* **RECORDS SHOWN**:

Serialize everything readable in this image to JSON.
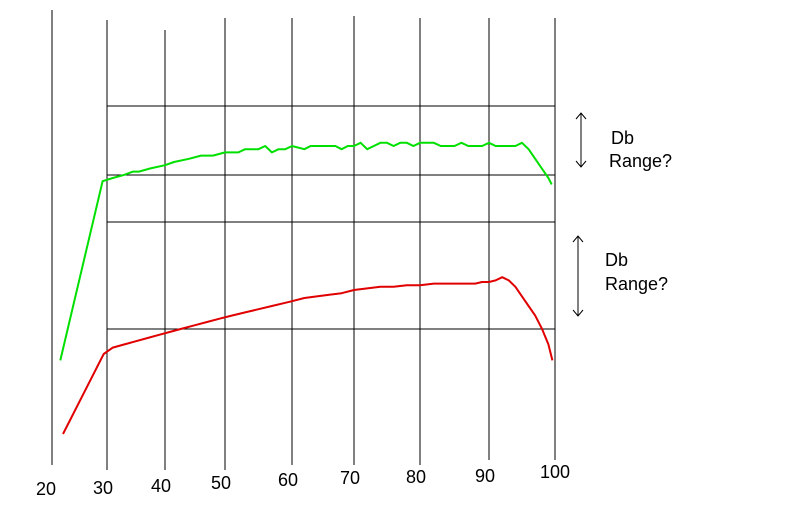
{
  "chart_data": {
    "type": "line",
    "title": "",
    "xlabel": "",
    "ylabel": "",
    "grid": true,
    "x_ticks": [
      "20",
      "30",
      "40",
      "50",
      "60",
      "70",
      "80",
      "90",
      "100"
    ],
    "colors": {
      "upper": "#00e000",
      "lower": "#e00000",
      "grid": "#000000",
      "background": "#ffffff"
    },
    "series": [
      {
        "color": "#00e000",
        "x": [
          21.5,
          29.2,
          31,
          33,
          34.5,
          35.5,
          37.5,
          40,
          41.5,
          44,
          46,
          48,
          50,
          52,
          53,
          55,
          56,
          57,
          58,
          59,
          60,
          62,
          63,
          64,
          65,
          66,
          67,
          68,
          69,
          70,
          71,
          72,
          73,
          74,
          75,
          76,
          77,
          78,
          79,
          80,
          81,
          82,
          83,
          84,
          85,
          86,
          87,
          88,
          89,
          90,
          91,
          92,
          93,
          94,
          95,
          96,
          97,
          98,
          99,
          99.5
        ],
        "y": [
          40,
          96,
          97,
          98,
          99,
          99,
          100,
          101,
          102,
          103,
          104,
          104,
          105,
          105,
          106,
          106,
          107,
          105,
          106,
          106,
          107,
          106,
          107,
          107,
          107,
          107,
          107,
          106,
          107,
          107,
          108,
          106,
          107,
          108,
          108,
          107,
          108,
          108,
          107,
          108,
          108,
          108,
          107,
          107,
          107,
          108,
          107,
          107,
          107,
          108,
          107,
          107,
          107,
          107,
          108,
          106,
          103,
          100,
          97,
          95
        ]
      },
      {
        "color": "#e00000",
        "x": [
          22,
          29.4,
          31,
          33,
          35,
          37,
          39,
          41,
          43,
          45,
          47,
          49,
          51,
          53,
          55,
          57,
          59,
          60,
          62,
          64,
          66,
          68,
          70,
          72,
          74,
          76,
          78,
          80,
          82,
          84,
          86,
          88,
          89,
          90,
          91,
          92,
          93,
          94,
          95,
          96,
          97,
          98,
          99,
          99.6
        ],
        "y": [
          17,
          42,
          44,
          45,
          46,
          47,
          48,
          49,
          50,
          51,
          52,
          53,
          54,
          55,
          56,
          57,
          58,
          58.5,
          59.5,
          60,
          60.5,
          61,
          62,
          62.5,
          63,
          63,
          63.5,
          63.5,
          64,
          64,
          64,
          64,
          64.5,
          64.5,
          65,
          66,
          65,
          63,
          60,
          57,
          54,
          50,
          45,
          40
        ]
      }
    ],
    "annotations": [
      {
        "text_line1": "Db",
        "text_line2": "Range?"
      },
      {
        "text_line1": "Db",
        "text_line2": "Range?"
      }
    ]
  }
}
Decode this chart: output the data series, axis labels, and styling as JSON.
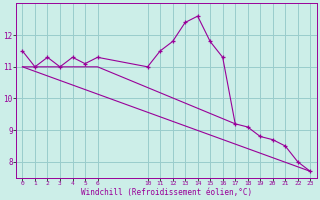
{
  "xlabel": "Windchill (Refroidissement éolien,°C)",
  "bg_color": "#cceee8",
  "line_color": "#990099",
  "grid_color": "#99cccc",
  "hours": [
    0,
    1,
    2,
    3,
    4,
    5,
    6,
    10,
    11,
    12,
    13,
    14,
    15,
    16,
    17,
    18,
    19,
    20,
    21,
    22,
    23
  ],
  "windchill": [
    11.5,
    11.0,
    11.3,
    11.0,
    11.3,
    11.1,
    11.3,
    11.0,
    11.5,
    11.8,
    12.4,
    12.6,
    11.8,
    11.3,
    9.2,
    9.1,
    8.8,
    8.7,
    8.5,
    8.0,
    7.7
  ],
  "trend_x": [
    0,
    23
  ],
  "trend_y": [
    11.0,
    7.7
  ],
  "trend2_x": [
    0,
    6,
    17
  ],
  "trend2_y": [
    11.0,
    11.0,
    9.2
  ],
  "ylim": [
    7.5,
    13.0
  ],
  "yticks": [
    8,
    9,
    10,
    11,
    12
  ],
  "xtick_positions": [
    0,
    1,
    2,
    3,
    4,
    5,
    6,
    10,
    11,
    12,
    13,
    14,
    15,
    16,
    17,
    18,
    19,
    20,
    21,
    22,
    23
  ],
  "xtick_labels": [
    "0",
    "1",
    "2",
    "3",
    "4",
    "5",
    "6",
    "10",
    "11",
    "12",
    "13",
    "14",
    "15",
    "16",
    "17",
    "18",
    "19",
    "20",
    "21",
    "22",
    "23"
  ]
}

* **TASK TO CARRY OUT**: All preceding records should be duplicated verbatim, images excepted.

* **RESULT OF THIS TASK**:
Serialize everything readable in this image to JSON.
{
  "chart_data": {
    "type": "line",
    "title": "",
    "xlabel": "",
    "ylabel": "",
    "grid": true,
    "x_ticks": [
      "20",
      "30",
      "40",
      "50",
      "60",
      "70",
      "80",
      "90",
      "100"
    ],
    "colors": {
      "upper": "#00e000",
      "lower": "#e00000",
      "grid": "#000000",
      "background": "#ffffff"
    },
    "series": [
      {
        "color": "#00e000",
        "x": [
          21.5,
          29.2,
          31,
          33,
          34.5,
          35.5,
          37.5,
          40,
          41.5,
          44,
          46,
          48,
          50,
          52,
          53,
          55,
          56,
          57,
          58,
          59,
          60,
          62,
          63,
          64,
          65,
          66,
          67,
          68,
          69,
          70,
          71,
          72,
          73,
          74,
          75,
          76,
          77,
          78,
          79,
          80,
          81,
          82,
          83,
          84,
          85,
          86,
          87,
          88,
          89,
          90,
          91,
          92,
          93,
          94,
          95,
          96,
          97,
          98,
          99,
          99.5
        ],
        "y": [
          40,
          96,
          97,
          98,
          99,
          99,
          100,
          101,
          102,
          103,
          104,
          104,
          105,
          105,
          106,
          106,
          107,
          105,
          106,
          106,
          107,
          106,
          107,
          107,
          107,
          107,
          107,
          106,
          107,
          107,
          108,
          106,
          107,
          108,
          108,
          107,
          108,
          108,
          107,
          108,
          108,
          108,
          107,
          107,
          107,
          108,
          107,
          107,
          107,
          108,
          107,
          107,
          107,
          107,
          108,
          106,
          103,
          100,
          97,
          95
        ]
      },
      {
        "color": "#e00000",
        "x": [
          22,
          29.4,
          31,
          33,
          35,
          37,
          39,
          41,
          43,
          45,
          47,
          49,
          51,
          53,
          55,
          57,
          59,
          60,
          62,
          64,
          66,
          68,
          70,
          72,
          74,
          76,
          78,
          80,
          82,
          84,
          86,
          88,
          89,
          90,
          91,
          92,
          93,
          94,
          95,
          96,
          97,
          98,
          99,
          99.6
        ],
        "y": [
          17,
          42,
          44,
          45,
          46,
          47,
          48,
          49,
          50,
          51,
          52,
          53,
          54,
          55,
          56,
          57,
          58,
          58.5,
          59.5,
          60,
          60.5,
          61,
          62,
          62.5,
          63,
          63,
          63.5,
          63.5,
          64,
          64,
          64,
          64,
          64.5,
          64.5,
          65,
          66,
          65,
          63,
          60,
          57,
          54,
          50,
          45,
          40
        ]
      }
    ],
    "annotations": [
      {
        "text_line1": "Db",
        "text_line2": "Range?"
      },
      {
        "text_line1": "Db",
        "text_line2": "Range?"
      }
    ]
  }
}
Decode this chart: output the data series, axis labels, and styling as JSON.
{
  "xlabel": "Windchill (Refroidissement éolien,°C)",
  "bg_color": "#cceee8",
  "line_color": "#990099",
  "grid_color": "#99cccc",
  "hours": [
    0,
    1,
    2,
    3,
    4,
    5,
    6,
    10,
    11,
    12,
    13,
    14,
    15,
    16,
    17,
    18,
    19,
    20,
    21,
    22,
    23
  ],
  "windchill": [
    11.5,
    11.0,
    11.3,
    11.0,
    11.3,
    11.1,
    11.3,
    11.0,
    11.5,
    11.8,
    12.4,
    12.6,
    11.8,
    11.3,
    9.2,
    9.1,
    8.8,
    8.7,
    8.5,
    8.0,
    7.7
  ],
  "trend_x": [
    0,
    23
  ],
  "trend_y": [
    11.0,
    7.7
  ],
  "trend2_x": [
    0,
    6,
    17
  ],
  "trend2_y": [
    11.0,
    11.0,
    9.2
  ],
  "ylim": [
    7.5,
    13.0
  ],
  "yticks": [
    8,
    9,
    10,
    11,
    12
  ],
  "xtick_positions": [
    0,
    1,
    2,
    3,
    4,
    5,
    6,
    10,
    11,
    12,
    13,
    14,
    15,
    16,
    17,
    18,
    19,
    20,
    21,
    22,
    23
  ],
  "xtick_labels": [
    "0",
    "1",
    "2",
    "3",
    "4",
    "5",
    "6",
    "10",
    "11",
    "12",
    "13",
    "14",
    "15",
    "16",
    "17",
    "18",
    "19",
    "20",
    "21",
    "22",
    "23"
  ]
}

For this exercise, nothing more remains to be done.